_Work to do_:
Filter out everything except lines holding "Manual".

_Data for this task_:
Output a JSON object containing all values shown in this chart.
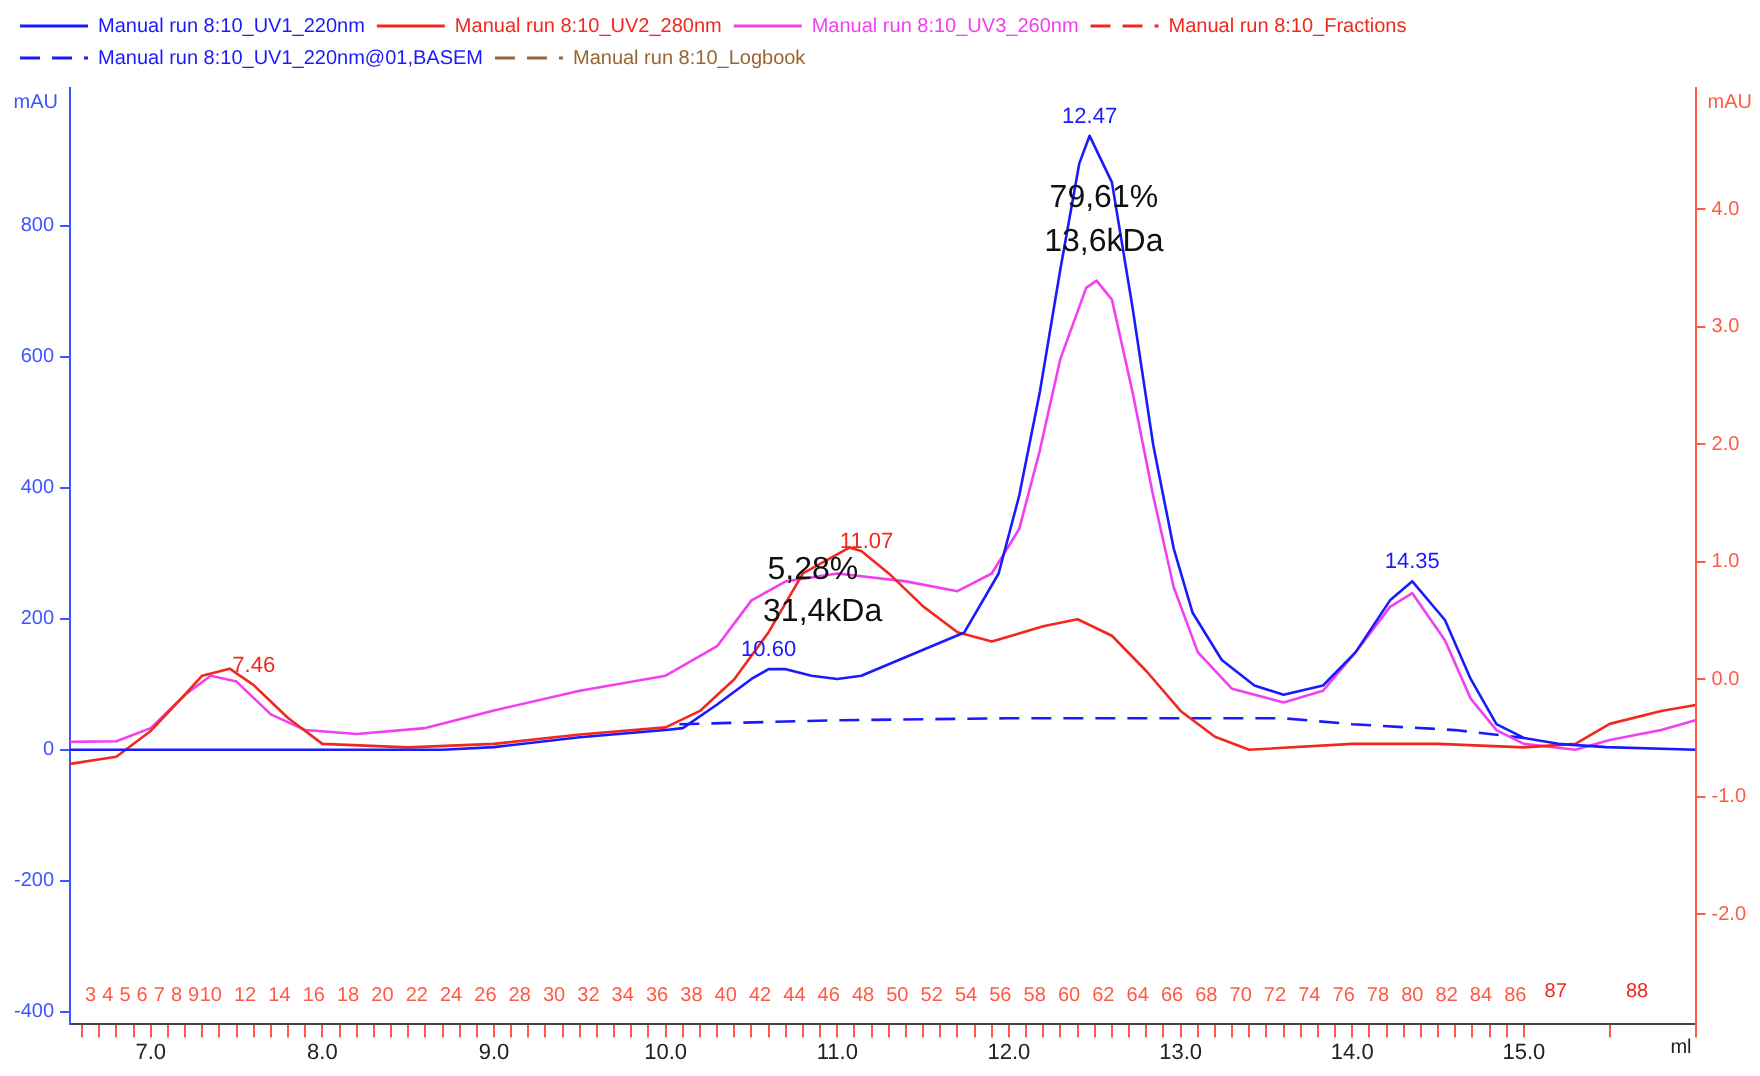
{
  "chart_data": {
    "type": "line",
    "xlabel": "ml",
    "ylabel": "mAU",
    "y2label": "mAU",
    "legend": "top left",
    "marker": "none",
    "xlim": [
      6.53,
      16.0
    ],
    "ylim": [
      -418,
      1010
    ],
    "y2lim": [
      -2.93,
      5.03
    ],
    "x2lim": [
      1.8,
      96.5
    ],
    "xticks": [
      {
        "value": 7,
        "label": "7.0"
      },
      {
        "value": 8,
        "label": "8.0"
      },
      {
        "value": 9,
        "label": "9.0"
      },
      {
        "value": 10,
        "label": "10.0"
      },
      {
        "value": 11,
        "label": "11.0"
      },
      {
        "value": 12,
        "label": "12.0"
      },
      {
        "value": 13,
        "label": "13.0"
      },
      {
        "value": 14,
        "label": "14.0"
      },
      {
        "value": 15,
        "label": "15.0"
      }
    ],
    "yticks": [
      -400,
      -200,
      0,
      200,
      400,
      600,
      800
    ],
    "y2ticks": [
      {
        "value": -2,
        "label": "-2.0"
      },
      {
        "value": -1,
        "label": "-1.0"
      },
      {
        "value": 0,
        "label": "0.0"
      },
      {
        "value": 1,
        "label": "1.0"
      },
      {
        "value": 2,
        "label": "2.0"
      },
      {
        "value": 3,
        "label": "3.0"
      },
      {
        "value": 4,
        "label": "4.0"
      }
    ],
    "x2ticks": [
      {
        "value": 2.5,
        "label": null
      },
      {
        "value": 3.5,
        "label": null
      },
      {
        "value": 4.5,
        "label": null
      },
      {
        "value": 5.5,
        "label": null
      },
      {
        "value": 6.5,
        "label": null
      },
      {
        "value": 7.5,
        "label": null
      },
      {
        "value": 8.5,
        "label": null
      },
      {
        "value": 9.5,
        "label": null
      },
      {
        "value": 10.5,
        "label": null
      },
      {
        "value": 11.5,
        "label": null
      },
      {
        "value": 12.5,
        "label": null
      },
      {
        "value": 13.5,
        "label": null
      },
      {
        "value": 14.5,
        "label": null
      },
      {
        "value": 15.5,
        "label": null
      },
      {
        "value": 16.5,
        "label": null
      },
      {
        "value": 17.5,
        "label": null
      },
      {
        "value": 18.5,
        "label": null
      },
      {
        "value": 19.5,
        "label": null
      },
      {
        "value": 20.5,
        "label": null
      },
      {
        "value": 21.5,
        "label": null
      },
      {
        "value": 22.5,
        "label": null
      },
      {
        "value": 23.5,
        "label": null
      },
      {
        "value": 24.5,
        "label": null
      },
      {
        "value": 25.5,
        "label": null
      },
      {
        "value": 26.5,
        "label": null
      },
      {
        "value": 27.5,
        "label": null
      },
      {
        "value": 28.5,
        "label": null
      },
      {
        "value": 29.5,
        "label": null
      },
      {
        "value": 30.5,
        "label": null
      },
      {
        "value": 31.5,
        "label": null
      },
      {
        "value": 32.5,
        "label": null
      },
      {
        "value": 33.5,
        "label": null
      },
      {
        "value": 34.5,
        "label": null
      },
      {
        "value": 35.5,
        "label": null
      },
      {
        "value": 36.5,
        "label": null
      },
      {
        "value": 37.5,
        "label": null
      },
      {
        "value": 38.5,
        "label": null
      },
      {
        "value": 39.5,
        "label": null
      },
      {
        "value": 40.5,
        "label": null
      },
      {
        "value": 41.5,
        "label": null
      },
      {
        "value": 42.5,
        "label": null
      },
      {
        "value": 43.5,
        "label": null
      },
      {
        "value": 44.5,
        "label": null
      },
      {
        "value": 45.5,
        "label": null
      },
      {
        "value": 46.5,
        "label": null
      },
      {
        "value": 47.5,
        "label": null
      },
      {
        "value": 48.5,
        "label": null
      },
      {
        "value": 49.5,
        "label": null
      },
      {
        "value": 50.5,
        "label": null
      },
      {
        "value": 51.5,
        "label": null
      },
      {
        "value": 52.5,
        "label": null
      },
      {
        "value": 53.5,
        "label": null
      },
      {
        "value": 54.5,
        "label": null
      },
      {
        "value": 55.5,
        "label": null
      },
      {
        "value": 56.5,
        "label": null
      },
      {
        "value": 57.5,
        "label": null
      },
      {
        "value": 58.5,
        "label": null
      },
      {
        "value": 59.5,
        "label": null
      },
      {
        "value": 60.5,
        "label": null
      },
      {
        "value": 61.5,
        "label": null
      },
      {
        "value": 62.5,
        "label": null
      },
      {
        "value": 63.5,
        "label": null
      },
      {
        "value": 64.5,
        "label": null
      },
      {
        "value": 65.5,
        "label": null
      },
      {
        "value": 66.5,
        "label": null
      },
      {
        "value": 67.5,
        "label": null
      },
      {
        "value": 68.5,
        "label": null
      },
      {
        "value": 69.5,
        "label": null
      },
      {
        "value": 70.5,
        "label": null
      },
      {
        "value": 71.5,
        "label": null
      },
      {
        "value": 72.5,
        "label": null
      },
      {
        "value": 73.5,
        "label": null
      },
      {
        "value": 74.5,
        "label": null
      },
      {
        "value": 75.5,
        "label": null
      },
      {
        "value": 76.5,
        "label": null
      },
      {
        "value": 77.5,
        "label": null
      },
      {
        "value": 78.5,
        "label": null
      },
      {
        "value": 79.5,
        "label": null
      },
      {
        "value": 80.5,
        "label": null
      },
      {
        "value": 81.5,
        "label": null
      },
      {
        "value": 82.5,
        "label": null
      },
      {
        "value": 83.5,
        "label": null
      },
      {
        "value": 84.5,
        "label": null
      },
      {
        "value": 85.5,
        "label": null
      },
      {
        "value": 86.5,
        "label": null
      },
      {
        "value": 91.5,
        "label": null
      },
      {
        "value": 96.5,
        "label": null
      },
      3,
      4,
      5,
      6,
      7,
      8,
      9,
      10,
      12,
      14,
      16,
      18,
      20,
      22,
      24,
      26,
      28,
      30,
      32,
      34,
      36,
      38,
      40,
      42,
      44,
      46,
      48,
      50,
      52,
      54,
      56,
      58,
      60,
      62,
      64,
      66,
      68,
      70,
      72,
      74,
      76,
      78,
      80,
      82,
      84,
      86
    ],
    "annotations": [
      "5,28%",
      "31,4kDa",
      "79,61%",
      "13,6kDa",
      "7.46",
      "11.07",
      "87",
      "88",
      {
        "text": "10.60",
        "x": 10.6,
        "y": 123
      },
      {
        "text": "12.47",
        "x": 12.47,
        "y": 937
      },
      {
        "text": "14.35",
        "x": 14.35,
        "y": 257
      }
    ],
    "series": [
      {
        "name": "Manual run 8:10_UV1_220nm",
        "color": "#1a1aff",
        "x": [
          6.53,
          7.0,
          8.0,
          8.7,
          9.0,
          9.5,
          10.0,
          10.1,
          10.3,
          10.5,
          10.6,
          10.7,
          10.85,
          11.0,
          11.14,
          11.74,
          11.94,
          12.06,
          12.18,
          12.3,
          12.41,
          12.47,
          12.6,
          12.72,
          12.84,
          12.96,
          13.07,
          13.24,
          13.43,
          13.6,
          13.83,
          14.02,
          14.22,
          14.35,
          14.54,
          14.69,
          14.84,
          15.0,
          15.2,
          15.48,
          16.0
        ],
        "values": [
          0,
          0,
          0,
          0,
          4,
          19,
          30,
          33,
          69,
          108,
          123,
          123,
          113,
          108,
          113,
          179,
          269,
          388,
          546,
          734,
          895,
          937,
          866,
          675,
          466,
          307,
          209,
          137,
          98,
          84,
          98,
          149,
          228,
          257,
          198,
          108,
          39,
          18,
          9,
          4,
          0
        ]
      },
      {
        "name": "Manual run 8:10_UV2_280nm",
        "color": "#f0281e",
        "axis": "y2",
        "x": [
          6.53,
          6.8,
          7.0,
          7.2,
          7.3,
          7.46,
          7.6,
          7.8,
          8.0,
          8.5,
          9.0,
          9.5,
          10.0,
          10.2,
          10.4,
          10.6,
          10.8,
          11.07,
          11.14,
          11.3,
          11.5,
          11.7,
          11.9,
          12.2,
          12.4,
          12.6,
          12.8,
          13.0,
          13.2,
          13.4,
          14.0,
          14.5,
          15.0,
          15.3,
          15.5,
          15.8,
          16.0
        ],
        "values": [
          -0.72,
          -0.66,
          -0.44,
          -0.13,
          0.03,
          0.09,
          -0.05,
          -0.33,
          -0.55,
          -0.58,
          -0.55,
          -0.47,
          -0.41,
          -0.27,
          0.0,
          0.4,
          0.9,
          1.12,
          1.09,
          0.9,
          0.62,
          0.4,
          0.32,
          0.45,
          0.51,
          0.37,
          0.07,
          -0.27,
          -0.49,
          -0.6,
          -0.55,
          -0.55,
          -0.58,
          -0.55,
          -0.38,
          -0.27,
          -0.22
        ]
      },
      {
        "name": "Manual run 8:10_UV3_260nm",
        "color": "#f040f0",
        "x": [
          6.53,
          6.8,
          7.0,
          7.2,
          7.35,
          7.5,
          7.7,
          7.9,
          8.2,
          8.6,
          9.0,
          9.5,
          10.0,
          10.3,
          10.5,
          10.7,
          11.0,
          11.4,
          11.7,
          11.9,
          12.06,
          12.18,
          12.3,
          12.45,
          12.51,
          12.6,
          12.72,
          12.84,
          12.96,
          13.1,
          13.3,
          13.6,
          13.83,
          14.02,
          14.22,
          14.35,
          14.54,
          14.69,
          14.84,
          15.0,
          15.3,
          15.5,
          15.8,
          16.0
        ],
        "values": [
          12,
          13,
          33,
          84,
          113,
          104,
          54,
          30,
          24,
          33,
          60,
          90,
          113,
          158,
          228,
          257,
          269,
          257,
          242,
          269,
          337,
          457,
          597,
          705,
          716,
          687,
          546,
          388,
          248,
          149,
          93,
          72,
          90,
          149,
          218,
          239,
          167,
          78,
          30,
          9,
          0,
          15,
          30,
          45
        ]
      },
      {
        "name": "Manual run 8:10_Fractions",
        "color": "#f0281e",
        "line_style": "dashed"
      },
      {
        "name": "Manual run 8:10_UV1_220nm@01,BASEM",
        "color": "#1a1aff",
        "line_style": "dashed",
        "x": [
          10.08,
          11.0,
          12.0,
          13.0,
          13.6,
          14.0,
          14.6,
          15.0
        ],
        "values": [
          39,
          45,
          48,
          48,
          48,
          39,
          30,
          18
        ]
      },
      {
        "name": "Manual run 8:10_Logbook",
        "color": "#996633",
        "line_style": "dashed"
      }
    ]
  }
}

_In response_:
        "name": "Manual run 8:10_UV1_220nm",
        "name": "Manual run 8:10_UV2_280nm",
        "name": "Manual run 8:10_UV3_260nm",
        "name": "Manual run 8:10_Fractions",
        "name": "Manual run 8:10_UV1_220nm@01,BASEM",
        "name": "Manual run 8:10_Logbook",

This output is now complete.